▶ _Problem statement_:
Reproduce all records exactly.
[begin Supplied material]
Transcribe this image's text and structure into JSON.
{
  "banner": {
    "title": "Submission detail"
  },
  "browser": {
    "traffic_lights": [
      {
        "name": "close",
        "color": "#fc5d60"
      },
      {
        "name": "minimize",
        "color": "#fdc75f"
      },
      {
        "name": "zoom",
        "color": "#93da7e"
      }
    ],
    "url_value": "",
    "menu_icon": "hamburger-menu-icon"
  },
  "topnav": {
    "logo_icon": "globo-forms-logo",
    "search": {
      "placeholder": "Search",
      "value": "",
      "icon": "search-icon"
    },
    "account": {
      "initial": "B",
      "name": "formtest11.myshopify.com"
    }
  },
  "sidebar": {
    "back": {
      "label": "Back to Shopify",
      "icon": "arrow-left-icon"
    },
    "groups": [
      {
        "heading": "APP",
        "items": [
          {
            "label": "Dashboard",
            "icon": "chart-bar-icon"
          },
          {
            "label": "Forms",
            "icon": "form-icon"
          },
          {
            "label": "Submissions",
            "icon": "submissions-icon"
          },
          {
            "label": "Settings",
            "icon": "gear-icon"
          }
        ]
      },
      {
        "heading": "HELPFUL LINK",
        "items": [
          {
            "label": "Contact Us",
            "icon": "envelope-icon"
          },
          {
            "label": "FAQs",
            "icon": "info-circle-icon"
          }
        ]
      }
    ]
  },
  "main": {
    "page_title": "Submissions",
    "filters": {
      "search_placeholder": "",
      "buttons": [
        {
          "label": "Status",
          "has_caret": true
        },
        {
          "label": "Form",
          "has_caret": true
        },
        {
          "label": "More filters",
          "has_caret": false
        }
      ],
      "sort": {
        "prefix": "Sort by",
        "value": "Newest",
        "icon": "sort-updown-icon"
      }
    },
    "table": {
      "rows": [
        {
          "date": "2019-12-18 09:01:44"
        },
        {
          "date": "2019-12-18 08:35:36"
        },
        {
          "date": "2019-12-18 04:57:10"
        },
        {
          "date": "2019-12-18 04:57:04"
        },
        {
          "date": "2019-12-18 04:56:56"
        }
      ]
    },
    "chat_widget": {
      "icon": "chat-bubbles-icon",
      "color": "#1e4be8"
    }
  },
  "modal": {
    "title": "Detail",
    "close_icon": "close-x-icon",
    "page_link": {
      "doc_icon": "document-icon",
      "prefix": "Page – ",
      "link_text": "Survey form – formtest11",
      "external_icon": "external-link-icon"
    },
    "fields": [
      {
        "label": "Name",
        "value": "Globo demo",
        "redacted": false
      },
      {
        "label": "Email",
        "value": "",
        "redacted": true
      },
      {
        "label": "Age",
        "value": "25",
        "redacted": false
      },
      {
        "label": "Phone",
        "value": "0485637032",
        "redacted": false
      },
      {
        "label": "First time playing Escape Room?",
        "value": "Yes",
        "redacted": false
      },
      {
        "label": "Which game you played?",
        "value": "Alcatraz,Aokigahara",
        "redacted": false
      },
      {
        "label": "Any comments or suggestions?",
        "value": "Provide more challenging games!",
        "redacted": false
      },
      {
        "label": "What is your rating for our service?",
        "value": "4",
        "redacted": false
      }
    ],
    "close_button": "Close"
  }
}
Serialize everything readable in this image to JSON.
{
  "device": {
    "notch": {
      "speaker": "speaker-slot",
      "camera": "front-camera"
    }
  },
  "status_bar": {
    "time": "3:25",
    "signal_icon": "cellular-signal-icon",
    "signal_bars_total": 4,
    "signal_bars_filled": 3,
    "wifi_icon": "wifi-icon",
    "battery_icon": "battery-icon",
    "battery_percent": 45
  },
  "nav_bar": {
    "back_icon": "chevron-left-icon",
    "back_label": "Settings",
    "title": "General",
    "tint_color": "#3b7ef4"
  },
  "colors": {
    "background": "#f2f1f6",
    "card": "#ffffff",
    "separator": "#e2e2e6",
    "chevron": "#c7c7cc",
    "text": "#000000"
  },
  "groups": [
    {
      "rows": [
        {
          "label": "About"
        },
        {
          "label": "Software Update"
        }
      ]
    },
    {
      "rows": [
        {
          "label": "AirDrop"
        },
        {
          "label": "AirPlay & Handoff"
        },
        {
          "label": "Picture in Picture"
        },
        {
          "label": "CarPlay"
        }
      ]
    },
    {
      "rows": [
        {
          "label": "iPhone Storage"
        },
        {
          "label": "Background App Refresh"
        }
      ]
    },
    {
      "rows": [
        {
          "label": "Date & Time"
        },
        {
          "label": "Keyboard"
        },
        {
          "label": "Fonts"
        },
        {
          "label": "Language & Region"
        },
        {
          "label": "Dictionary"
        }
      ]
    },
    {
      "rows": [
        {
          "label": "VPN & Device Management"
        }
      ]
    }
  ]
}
[end Supplied material]
▶ _Exercise output_:
Transcribe this image's text and structure into JSON.
{
  "banner": {
    "title": "Submission detail"
  },
  "browser": {
    "traffic_lights": [
      {
        "name": "close",
        "color": "#fc5d60"
      },
      {
        "name": "minimize",
        "color": "#fdc75f"
      },
      {
        "name": "zoom",
        "color": "#93da7e"
      }
    ],
    "url_value": "",
    "menu_icon": "hamburger-menu-icon"
  },
  "topnav": {
    "logo_icon": "globo-forms-logo",
    "search": {
      "placeholder": "Search",
      "value": "",
      "icon": "search-icon"
    },
    "account": {
      "initial": "B",
      "name": "formtest11.myshopify.com"
    }
  },
  "sidebar": {
    "back": {
      "label": "Back to Shopify",
      "icon": "arrow-left-icon"
    },
    "groups": [
      {
        "heading": "APP",
        "items": [
          {
            "label": "Dashboard",
            "icon": "chart-bar-icon"
          },
          {
            "label": "Forms",
            "icon": "form-icon"
          },
          {
            "label": "Submissions",
            "icon": "submissions-icon"
          },
          {
            "label": "Settings",
            "icon": "gear-icon"
          }
        ]
      },
      {
        "heading": "HELPFUL LINK",
        "items": [
          {
            "label": "Contact Us",
            "icon": "envelope-icon"
          },
          {
            "label": "FAQs",
            "icon": "info-circle-icon"
          }
        ]
      }
    ]
  },
  "main": {
    "page_title": "Submissions",
    "filters": {
      "search_placeholder": "",
      "buttons": [
        {
          "label": "Status",
          "has_caret": true
        },
        {
          "label": "Form",
          "has_caret": true
        },
        {
          "label": "More filters",
          "has_caret": false
        }
      ],
      "sort": {
        "prefix": "Sort by",
        "value": "Newest",
        "icon": "sort-updown-icon"
      }
    },
    "table": {
      "rows": [
        {
          "date": "2019-12-18 09:01:44"
        },
        {
          "date": "2019-12-18 08:35:36"
        },
        {
          "date": "2019-12-18 04:57:10"
        },
        {
          "date": "2019-12-18 04:57:04"
        },
        {
          "date": "2019-12-18 04:56:56"
        }
      ]
    },
    "chat_widget": {
      "icon": "chat-bubbles-icon",
      "color": "#1e4be8"
    }
  },
  "modal": {
    "title": "Detail",
    "close_icon": "close-x-icon",
    "page_link": {
      "doc_icon": "document-icon",
      "prefix": "Page – ",
      "link_text": "Survey form – formtest11",
      "external_icon": "external-link-icon"
    },
    "fields": [
      {
        "label": "Name",
        "value": "Globo demo",
        "redacted": false
      },
      {
        "label": "Email",
        "value": "",
        "redacted": true
      },
      {
        "label": "Age",
        "value": "25",
        "redacted": false
      },
      {
        "label": "Phone",
        "value": "0485637032",
        "redacted": false
      },
      {
        "label": "First time playing Escape Room?",
        "value": "Yes",
        "redacted": false
      },
      {
        "label": "Which game you played?",
        "value": "Alcatraz,Aokigahara",
        "redacted": false
      },
      {
        "label": "Any comments or suggestions?",
        "value": "Provide more challenging games!",
        "redacted": false
      },
      {
        "label": "What is your rating for our service?",
        "value": "4",
        "redacted": false
      }
    ],
    "close_button": "Close"
  }
}
Serialize everything readable in this image to JSON.
{
  "device": {
    "notch": {
      "speaker": "speaker-slot",
      "camera": "front-camera"
    }
  },
  "status_bar": {
    "time": "3:25",
    "signal_icon": "cellular-signal-icon",
    "signal_bars_total": 4,
    "signal_bars_filled": 3,
    "wifi_icon": "wifi-icon",
    "battery_icon": "battery-icon",
    "battery_percent": 45
  },
  "nav_bar": {
    "back_icon": "chevron-left-icon",
    "back_label": "Settings",
    "title": "General",
    "tint_color": "#3b7ef4"
  },
  "colors": {
    "background": "#f2f1f6",
    "card": "#ffffff",
    "separator": "#e2e2e6",
    "chevron": "#c7c7cc",
    "text": "#000000"
  },
  "groups": [
    {
      "rows": [
        {
          "label": "About"
        },
        {
          "label": "Software Update"
        }
      ]
    },
    {
      "rows": [
        {
          "label": "AirDrop"
        },
        {
          "label": "AirPlay & Handoff"
        },
        {
          "label": "Picture in Picture"
        },
        {
          "label": "CarPlay"
        }
      ]
    },
    {
      "rows": [
        {
          "label": "iPhone Storage"
        },
        {
          "label": "Background App Refresh"
        }
      ]
    },
    {
      "rows": [
        {
          "label": "Date & Time"
        },
        {
          "label": "Keyboard"
        },
        {
          "label": "Fonts"
        },
        {
          "label": "Language & Region"
        },
        {
          "label": "Dictionary"
        }
      ]
    },
    {
      "rows": [
        {
          "label": "VPN & Device Management"
        }
      ]
    }
  ]
}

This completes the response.